>> begin STORED ROWS
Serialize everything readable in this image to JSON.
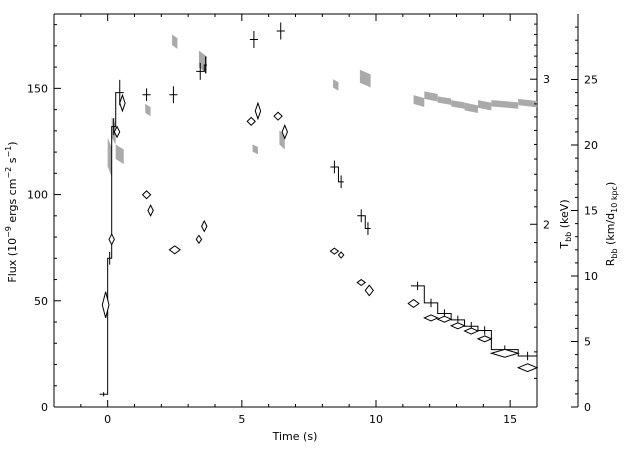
{
  "chart_data": {
    "type": "line",
    "xlabel": "Time (s)",
    "ylabel": "Flux (10^-9 ergs cm^-2 s^-1)",
    "xlim": [
      -2,
      16
    ],
    "ylim": [
      0,
      185
    ],
    "x_ticks": [
      0,
      5,
      10,
      15
    ],
    "y_ticks": [
      0,
      50,
      100,
      150
    ],
    "right_axes": [
      {
        "label": "T_bb (keV)",
        "scale": "log",
        "lim": [
          1.2,
          3.6
        ],
        "major_ticks": [
          2,
          3
        ]
      },
      {
        "label": "R_bb (km/d_10 kpc)",
        "lim": [
          0,
          30
        ],
        "major_ticks": [
          0,
          5,
          10,
          15,
          20,
          25
        ]
      }
    ],
    "series": [
      {
        "name": "Flux",
        "style": "step-with-errors",
        "points": [
          {
            "x0": -0.3,
            "x1": 0.0,
            "y": 6,
            "err": 1
          },
          {
            "x0": 0.0,
            "x1": 0.15,
            "y": 70,
            "err": 3
          },
          {
            "x0": 0.15,
            "x1": 0.3,
            "y": 132,
            "err": 4
          },
          {
            "x0": 0.3,
            "x1": 0.6,
            "y": 148,
            "err": 6
          },
          {
            "x0": 1.3,
            "x1": 1.6,
            "y": 147,
            "err": 3
          },
          {
            "x0": 2.3,
            "x1": 2.6,
            "y": 147,
            "err": 4
          },
          {
            "x0": 3.3,
            "x1": 3.6,
            "y": 158,
            "err": 4
          },
          {
            "x0": 3.6,
            "x1": 3.7,
            "y": 161,
            "err": 4
          },
          {
            "x0": 5.3,
            "x1": 5.6,
            "y": 173,
            "err": 4
          },
          {
            "x0": 6.3,
            "x1": 6.6,
            "y": 177,
            "err": 4
          },
          {
            "x0": 8.3,
            "x1": 8.6,
            "y": 113,
            "err": 3
          },
          {
            "x0": 8.6,
            "x1": 8.8,
            "y": 106,
            "err": 3
          },
          {
            "x0": 9.3,
            "x1": 9.6,
            "y": 90,
            "err": 3
          },
          {
            "x0": 9.6,
            "x1": 9.8,
            "y": 84,
            "err": 3
          },
          {
            "x0": 11.3,
            "x1": 11.8,
            "y": 57,
            "err": 2
          },
          {
            "x0": 11.8,
            "x1": 12.3,
            "y": 49,
            "err": 2
          },
          {
            "x0": 12.3,
            "x1": 12.8,
            "y": 44,
            "err": 2
          },
          {
            "x0": 12.8,
            "x1": 13.3,
            "y": 41,
            "err": 2
          },
          {
            "x0": 13.3,
            "x1": 13.8,
            "y": 38,
            "err": 2
          },
          {
            "x0": 13.8,
            "x1": 14.3,
            "y": 36,
            "err": 2
          },
          {
            "x0": 14.3,
            "x1": 15.3,
            "y": 27,
            "err": 2
          },
          {
            "x0": 15.3,
            "x1": 16.0,
            "y": 24,
            "err": 2
          }
        ]
      },
      {
        "name": "R_bb",
        "style": "diamonds",
        "points": [
          {
            "x0": -0.2,
            "x1": 0.05,
            "y": 7.8,
            "err": 1.0
          },
          {
            "x0": 0.05,
            "x1": 0.25,
            "y": 12.8,
            "err": 0.4
          },
          {
            "x0": 0.25,
            "x1": 0.45,
            "y": 21.0,
            "err": 0.4
          },
          {
            "x0": 0.45,
            "x1": 0.65,
            "y": 23.2,
            "err": 0.6
          },
          {
            "x0": 1.3,
            "x1": 1.6,
            "y": 16.2,
            "err": 0.3
          },
          {
            "x0": 1.5,
            "x1": 1.7,
            "y": 15.0,
            "err": 0.4
          },
          {
            "x0": 2.3,
            "x1": 2.7,
            "y": 12.0,
            "err": 0.3
          },
          {
            "x0": 3.3,
            "x1": 3.5,
            "y": 12.8,
            "err": 0.3
          },
          {
            "x0": 3.5,
            "x1": 3.7,
            "y": 13.8,
            "err": 0.4
          },
          {
            "x0": 5.2,
            "x1": 5.5,
            "y": 21.8,
            "err": 0.3
          },
          {
            "x0": 5.5,
            "x1": 5.7,
            "y": 22.6,
            "err": 0.6
          },
          {
            "x0": 6.2,
            "x1": 6.5,
            "y": 22.2,
            "err": 0.3
          },
          {
            "x0": 6.5,
            "x1": 6.7,
            "y": 21.0,
            "err": 0.5
          },
          {
            "x0": 8.3,
            "x1": 8.6,
            "y": 11.9,
            "err": 0.2
          },
          {
            "x0": 8.6,
            "x1": 8.8,
            "y": 11.6,
            "err": 0.2
          },
          {
            "x0": 9.3,
            "x1": 9.6,
            "y": 9.5,
            "err": 0.2
          },
          {
            "x0": 9.6,
            "x1": 9.9,
            "y": 8.9,
            "err": 0.4
          },
          {
            "x0": 11.2,
            "x1": 11.6,
            "y": 7.9,
            "err": 0.3
          },
          {
            "x0": 11.8,
            "x1": 12.3,
            "y": 6.8,
            "err": 0.2
          },
          {
            "x0": 12.3,
            "x1": 12.8,
            "y": 6.7,
            "err": 0.2
          },
          {
            "x0": 12.8,
            "x1": 13.3,
            "y": 6.2,
            "err": 0.2
          },
          {
            "x0": 13.3,
            "x1": 13.8,
            "y": 5.8,
            "err": 0.2
          },
          {
            "x0": 13.8,
            "x1": 14.3,
            "y": 5.2,
            "err": 0.2
          },
          {
            "x0": 14.3,
            "x1": 15.3,
            "y": 4.1,
            "err": 0.3
          },
          {
            "x0": 15.3,
            "x1": 16.0,
            "y": 3.0,
            "err": 0.3
          }
        ]
      },
      {
        "name": "T_bb",
        "style": "grey-bands",
        "color": "#aaaaaa",
        "segments": [
          {
            "x0": 0.0,
            "x1": 0.15,
            "lo": 2.35,
            "hi": 2.55
          },
          {
            "x0": 0.15,
            "x1": 0.3,
            "lo": 2.55,
            "hi": 2.7
          },
          {
            "x0": 0.3,
            "x1": 0.6,
            "lo": 2.4,
            "hi": 2.5
          },
          {
            "x0": 1.4,
            "x1": 1.6,
            "lo": 2.73,
            "hi": 2.8
          },
          {
            "x0": 2.4,
            "x1": 2.6,
            "lo": 3.3,
            "hi": 3.4
          },
          {
            "x0": 3.4,
            "x1": 3.7,
            "lo": 3.1,
            "hi": 3.25
          },
          {
            "x0": 5.4,
            "x1": 5.6,
            "lo": 2.45,
            "hi": 2.5
          },
          {
            "x0": 6.4,
            "x1": 6.6,
            "lo": 2.5,
            "hi": 2.6
          },
          {
            "x0": 8.4,
            "x1": 8.6,
            "lo": 2.93,
            "hi": 3.0
          },
          {
            "x0": 9.4,
            "x1": 9.8,
            "lo": 2.97,
            "hi": 3.08
          },
          {
            "x0": 11.4,
            "x1": 11.8,
            "lo": 2.8,
            "hi": 2.87
          },
          {
            "x0": 11.8,
            "x1": 12.3,
            "lo": 2.84,
            "hi": 2.9
          },
          {
            "x0": 12.3,
            "x1": 12.8,
            "lo": 2.81,
            "hi": 2.86
          },
          {
            "x0": 12.8,
            "x1": 13.3,
            "lo": 2.78,
            "hi": 2.83
          },
          {
            "x0": 13.3,
            "x1": 13.8,
            "lo": 2.75,
            "hi": 2.81
          },
          {
            "x0": 13.8,
            "x1": 14.3,
            "lo": 2.77,
            "hi": 2.83
          },
          {
            "x0": 14.3,
            "x1": 15.3,
            "lo": 2.78,
            "hi": 2.83
          },
          {
            "x0": 15.3,
            "x1": 16.0,
            "lo": 2.79,
            "hi": 2.84
          }
        ]
      }
    ]
  }
}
>> end STORED ROWS
Write the lines above out again exactly, without any of their pictures.

* PROBLEM SOLUTION
Serialize everything readable in this image to JSON.
{
  "chart_data": {
    "type": "line",
    "xlabel": "Time (s)",
    "ylabel": "Flux (10^-9 ergs cm^-2 s^-1)",
    "xlim": [
      -2,
      16
    ],
    "ylim": [
      0,
      185
    ],
    "x_ticks": [
      0,
      5,
      10,
      15
    ],
    "y_ticks": [
      0,
      50,
      100,
      150
    ],
    "right_axes": [
      {
        "label": "T_bb (keV)",
        "scale": "log",
        "lim": [
          1.2,
          3.6
        ],
        "major_ticks": [
          2,
          3
        ]
      },
      {
        "label": "R_bb (km/d_10 kpc)",
        "lim": [
          0,
          30
        ],
        "major_ticks": [
          0,
          5,
          10,
          15,
          20,
          25
        ]
      }
    ],
    "series": [
      {
        "name": "Flux",
        "style": "step-with-errors",
        "points": [
          {
            "x0": -0.3,
            "x1": 0.0,
            "y": 6,
            "err": 1
          },
          {
            "x0": 0.0,
            "x1": 0.15,
            "y": 70,
            "err": 3
          },
          {
            "x0": 0.15,
            "x1": 0.3,
            "y": 132,
            "err": 4
          },
          {
            "x0": 0.3,
            "x1": 0.6,
            "y": 148,
            "err": 6
          },
          {
            "x0": 1.3,
            "x1": 1.6,
            "y": 147,
            "err": 3
          },
          {
            "x0": 2.3,
            "x1": 2.6,
            "y": 147,
            "err": 4
          },
          {
            "x0": 3.3,
            "x1": 3.6,
            "y": 158,
            "err": 4
          },
          {
            "x0": 3.6,
            "x1": 3.7,
            "y": 161,
            "err": 4
          },
          {
            "x0": 5.3,
            "x1": 5.6,
            "y": 173,
            "err": 4
          },
          {
            "x0": 6.3,
            "x1": 6.6,
            "y": 177,
            "err": 4
          },
          {
            "x0": 8.3,
            "x1": 8.6,
            "y": 113,
            "err": 3
          },
          {
            "x0": 8.6,
            "x1": 8.8,
            "y": 106,
            "err": 3
          },
          {
            "x0": 9.3,
            "x1": 9.6,
            "y": 90,
            "err": 3
          },
          {
            "x0": 9.6,
            "x1": 9.8,
            "y": 84,
            "err": 3
          },
          {
            "x0": 11.3,
            "x1": 11.8,
            "y": 57,
            "err": 2
          },
          {
            "x0": 11.8,
            "x1": 12.3,
            "y": 49,
            "err": 2
          },
          {
            "x0": 12.3,
            "x1": 12.8,
            "y": 44,
            "err": 2
          },
          {
            "x0": 12.8,
            "x1": 13.3,
            "y": 41,
            "err": 2
          },
          {
            "x0": 13.3,
            "x1": 13.8,
            "y": 38,
            "err": 2
          },
          {
            "x0": 13.8,
            "x1": 14.3,
            "y": 36,
            "err": 2
          },
          {
            "x0": 14.3,
            "x1": 15.3,
            "y": 27,
            "err": 2
          },
          {
            "x0": 15.3,
            "x1": 16.0,
            "y": 24,
            "err": 2
          }
        ]
      },
      {
        "name": "R_bb",
        "style": "diamonds",
        "points": [
          {
            "x0": -0.2,
            "x1": 0.05,
            "y": 7.8,
            "err": 1.0
          },
          {
            "x0": 0.05,
            "x1": 0.25,
            "y": 12.8,
            "err": 0.4
          },
          {
            "x0": 0.25,
            "x1": 0.45,
            "y": 21.0,
            "err": 0.4
          },
          {
            "x0": 0.45,
            "x1": 0.65,
            "y": 23.2,
            "err": 0.6
          },
          {
            "x0": 1.3,
            "x1": 1.6,
            "y": 16.2,
            "err": 0.3
          },
          {
            "x0": 1.5,
            "x1": 1.7,
            "y": 15.0,
            "err": 0.4
          },
          {
            "x0": 2.3,
            "x1": 2.7,
            "y": 12.0,
            "err": 0.3
          },
          {
            "x0": 3.3,
            "x1": 3.5,
            "y": 12.8,
            "err": 0.3
          },
          {
            "x0": 3.5,
            "x1": 3.7,
            "y": 13.8,
            "err": 0.4
          },
          {
            "x0": 5.2,
            "x1": 5.5,
            "y": 21.8,
            "err": 0.3
          },
          {
            "x0": 5.5,
            "x1": 5.7,
            "y": 22.6,
            "err": 0.6
          },
          {
            "x0": 6.2,
            "x1": 6.5,
            "y": 22.2,
            "err": 0.3
          },
          {
            "x0": 6.5,
            "x1": 6.7,
            "y": 21.0,
            "err": 0.5
          },
          {
            "x0": 8.3,
            "x1": 8.6,
            "y": 11.9,
            "err": 0.2
          },
          {
            "x0": 8.6,
            "x1": 8.8,
            "y": 11.6,
            "err": 0.2
          },
          {
            "x0": 9.3,
            "x1": 9.6,
            "y": 9.5,
            "err": 0.2
          },
          {
            "x0": 9.6,
            "x1": 9.9,
            "y": 8.9,
            "err": 0.4
          },
          {
            "x0": 11.2,
            "x1": 11.6,
            "y": 7.9,
            "err": 0.3
          },
          {
            "x0": 11.8,
            "x1": 12.3,
            "y": 6.8,
            "err": 0.2
          },
          {
            "x0": 12.3,
            "x1": 12.8,
            "y": 6.7,
            "err": 0.2
          },
          {
            "x0": 12.8,
            "x1": 13.3,
            "y": 6.2,
            "err": 0.2
          },
          {
            "x0": 13.3,
            "x1": 13.8,
            "y": 5.8,
            "err": 0.2
          },
          {
            "x0": 13.8,
            "x1": 14.3,
            "y": 5.2,
            "err": 0.2
          },
          {
            "x0": 14.3,
            "x1": 15.3,
            "y": 4.1,
            "err": 0.3
          },
          {
            "x0": 15.3,
            "x1": 16.0,
            "y": 3.0,
            "err": 0.3
          }
        ]
      },
      {
        "name": "T_bb",
        "style": "grey-bands",
        "color": "#aaaaaa",
        "segments": [
          {
            "x0": 0.0,
            "x1": 0.15,
            "lo": 2.35,
            "hi": 2.55
          },
          {
            "x0": 0.15,
            "x1": 0.3,
            "lo": 2.55,
            "hi": 2.7
          },
          {
            "x0": 0.3,
            "x1": 0.6,
            "lo": 2.4,
            "hi": 2.5
          },
          {
            "x0": 1.4,
            "x1": 1.6,
            "lo": 2.73,
            "hi": 2.8
          },
          {
            "x0": 2.4,
            "x1": 2.6,
            "lo": 3.3,
            "hi": 3.4
          },
          {
            "x0": 3.4,
            "x1": 3.7,
            "lo": 3.1,
            "hi": 3.25
          },
          {
            "x0": 5.4,
            "x1": 5.6,
            "lo": 2.45,
            "hi": 2.5
          },
          {
            "x0": 6.4,
            "x1": 6.6,
            "lo": 2.5,
            "hi": 2.6
          },
          {
            "x0": 8.4,
            "x1": 8.6,
            "lo": 2.93,
            "hi": 3.0
          },
          {
            "x0": 9.4,
            "x1": 9.8,
            "lo": 2.97,
            "hi": 3.08
          },
          {
            "x0": 11.4,
            "x1": 11.8,
            "lo": 2.8,
            "hi": 2.87
          },
          {
            "x0": 11.8,
            "x1": 12.3,
            "lo": 2.84,
            "hi": 2.9
          },
          {
            "x0": 12.3,
            "x1": 12.8,
            "lo": 2.81,
            "hi": 2.86
          },
          {
            "x0": 12.8,
            "x1": 13.3,
            "lo": 2.78,
            "hi": 2.83
          },
          {
            "x0": 13.3,
            "x1": 13.8,
            "lo": 2.75,
            "hi": 2.81
          },
          {
            "x0": 13.8,
            "x1": 14.3,
            "lo": 2.77,
            "hi": 2.83
          },
          {
            "x0": 14.3,
            "x1": 15.3,
            "lo": 2.78,
            "hi": 2.83
          },
          {
            "x0": 15.3,
            "x1": 16.0,
            "lo": 2.79,
            "hi": 2.84
          }
        ]
      }
    ]
  }
}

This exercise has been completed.